REQUIRED WORK
Edit the items below so that each "legend-item" becomes "key-entry", and leave everything else unchanged.

DATA TO USE
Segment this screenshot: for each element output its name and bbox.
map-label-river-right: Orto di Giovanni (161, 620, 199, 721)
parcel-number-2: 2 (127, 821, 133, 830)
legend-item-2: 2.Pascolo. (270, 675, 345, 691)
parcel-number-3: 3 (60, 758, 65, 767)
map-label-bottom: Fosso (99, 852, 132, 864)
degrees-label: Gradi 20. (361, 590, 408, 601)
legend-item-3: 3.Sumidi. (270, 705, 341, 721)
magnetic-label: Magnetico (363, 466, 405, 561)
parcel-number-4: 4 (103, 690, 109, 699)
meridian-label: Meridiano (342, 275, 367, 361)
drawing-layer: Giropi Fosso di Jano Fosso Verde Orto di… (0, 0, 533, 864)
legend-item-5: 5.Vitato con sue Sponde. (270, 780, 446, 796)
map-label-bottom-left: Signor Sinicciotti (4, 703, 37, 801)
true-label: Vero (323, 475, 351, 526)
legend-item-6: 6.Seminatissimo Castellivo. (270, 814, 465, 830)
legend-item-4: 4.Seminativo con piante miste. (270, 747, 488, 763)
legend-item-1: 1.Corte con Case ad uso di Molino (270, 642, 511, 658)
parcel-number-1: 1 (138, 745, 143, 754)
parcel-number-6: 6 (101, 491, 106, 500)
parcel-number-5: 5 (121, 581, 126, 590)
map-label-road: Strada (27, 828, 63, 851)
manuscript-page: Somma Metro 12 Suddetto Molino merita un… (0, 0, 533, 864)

SOLUTION BELOW
Segment this screenshot: for each element output its name and bbox.
map-label-river-right: Orto di Giovanni (161, 620, 199, 721)
parcel-number-2: 2 (127, 821, 133, 830)
key-entry-2: 2.Pascolo. (270, 675, 345, 691)
parcel-number-3: 3 (60, 758, 65, 767)
map-label-bottom: Fosso (99, 852, 132, 864)
degrees-label: Gradi 20. (361, 590, 408, 601)
key-entry-3: 3.Sumidi. (270, 705, 341, 721)
magnetic-label: Magnetico (363, 466, 405, 561)
parcel-number-4: 4 (103, 690, 109, 699)
meridian-label: Meridiano (342, 275, 367, 361)
drawing-layer: Giropi Fosso di Jano Fosso Verde Orto di… (0, 0, 533, 864)
key-entry-5: 5.Vitato con sue Sponde. (270, 780, 446, 796)
map-label-bottom-left: Signor Sinicciotti (4, 703, 37, 801)
true-label: Vero (323, 475, 351, 526)
key-entry-6: 6.Seminatissimo Castellivo. (270, 814, 465, 830)
key-entry-4: 4.Seminativo con piante miste. (270, 747, 488, 763)
key-entry-1: 1.Corte con Case ad uso di Molino (270, 642, 511, 658)
parcel-number-1: 1 (138, 745, 143, 754)
parcel-number-6: 6 (101, 491, 106, 500)
parcel-number-5: 5 (121, 581, 126, 590)
map-label-road: Strada (27, 828, 63, 851)
manuscript-page: Somma Metro 12 Suddetto Molino merita un… (0, 0, 533, 864)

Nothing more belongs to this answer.